··· Raw records
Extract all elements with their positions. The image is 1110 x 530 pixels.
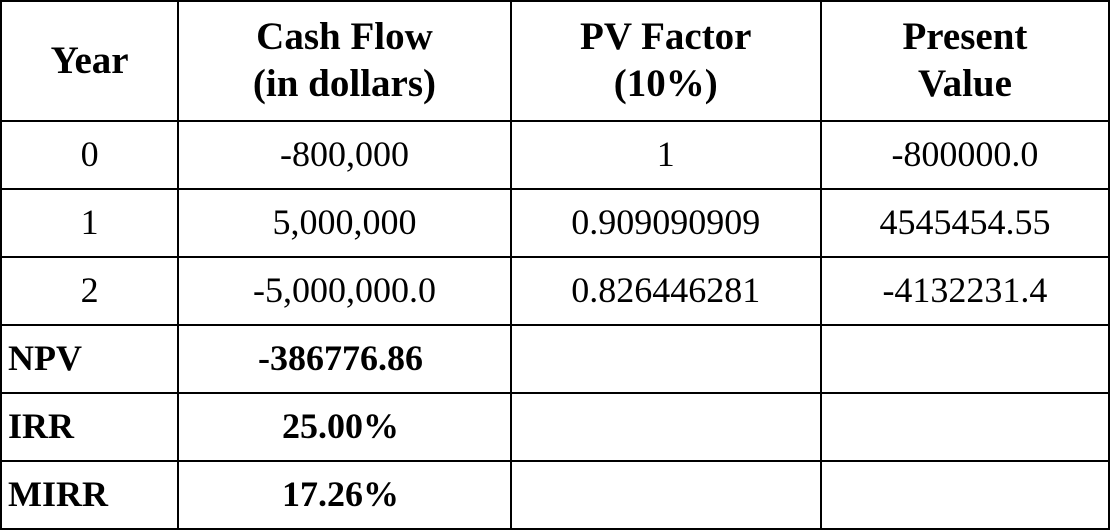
col-header-cash-flow-line2: (in dollars)	[253, 62, 436, 105]
empty-cell	[511, 325, 821, 393]
table-row: 1 5,000,000 0.909090909 4545454.55	[1, 189, 1109, 257]
empty-cell	[511, 461, 821, 529]
table-header-row: Year Cash Flow (in dollars) PV Factor (1…	[1, 1, 1109, 121]
financial-table: Year Cash Flow (in dollars) PV Factor (1…	[0, 0, 1110, 530]
summary-label: NPV	[1, 325, 178, 393]
summary-value: -386776.86	[178, 325, 510, 393]
col-header-present-value-line2: Value	[918, 62, 1012, 105]
cell-year: 0	[1, 121, 178, 189]
cell-year: 2	[1, 257, 178, 325]
summary-row-mirr: MIRR 17.26%	[1, 461, 1109, 529]
col-header-year-line1: Year	[51, 39, 129, 82]
summary-value: 17.26%	[178, 461, 510, 529]
col-header-pv-factor: PV Factor (10%)	[511, 1, 821, 121]
summary-row-npv: NPV -386776.86	[1, 325, 1109, 393]
financial-table-container: Year Cash Flow (in dollars) PV Factor (1…	[0, 0, 1110, 528]
table-row: 0 -800,000 1 -800000.0	[1, 121, 1109, 189]
col-header-cash-flow: Cash Flow (in dollars)	[178, 1, 510, 121]
summary-label: MIRR	[1, 461, 178, 529]
cell-year: 1	[1, 189, 178, 257]
empty-cell	[821, 393, 1109, 461]
col-header-present-value-line1: Present	[902, 15, 1027, 58]
cell-pv-factor: 0.909090909	[511, 189, 821, 257]
summary-label: IRR	[1, 393, 178, 461]
cell-pv-factor: 0.826446281	[511, 257, 821, 325]
col-header-pv-factor-line1: PV Factor	[580, 15, 751, 58]
cell-pv-factor: 1	[511, 121, 821, 189]
cell-cash-flow: -800,000	[178, 121, 510, 189]
col-header-pv-factor-line2: (10%)	[614, 62, 718, 105]
cell-cash-flow: -5,000,000.0	[178, 257, 510, 325]
col-header-cash-flow-line1: Cash Flow	[256, 15, 433, 58]
cell-cash-flow: 5,000,000	[178, 189, 510, 257]
col-header-year: Year	[1, 1, 178, 121]
cell-present-value: -800000.0	[821, 121, 1109, 189]
empty-cell	[821, 461, 1109, 529]
cell-present-value: 4545454.55	[821, 189, 1109, 257]
cell-present-value: -4132231.4	[821, 257, 1109, 325]
col-header-present-value: Present Value	[821, 1, 1109, 121]
empty-cell	[511, 393, 821, 461]
table-row: 2 -5,000,000.0 0.826446281 -4132231.4	[1, 257, 1109, 325]
empty-cell	[821, 325, 1109, 393]
summary-row-irr: IRR 25.00%	[1, 393, 1109, 461]
summary-value: 25.00%	[178, 393, 510, 461]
······
■ Task goal:
How many lines in the records above contain the string "header", with case counting? Give only the number.

■ Result of the task:
12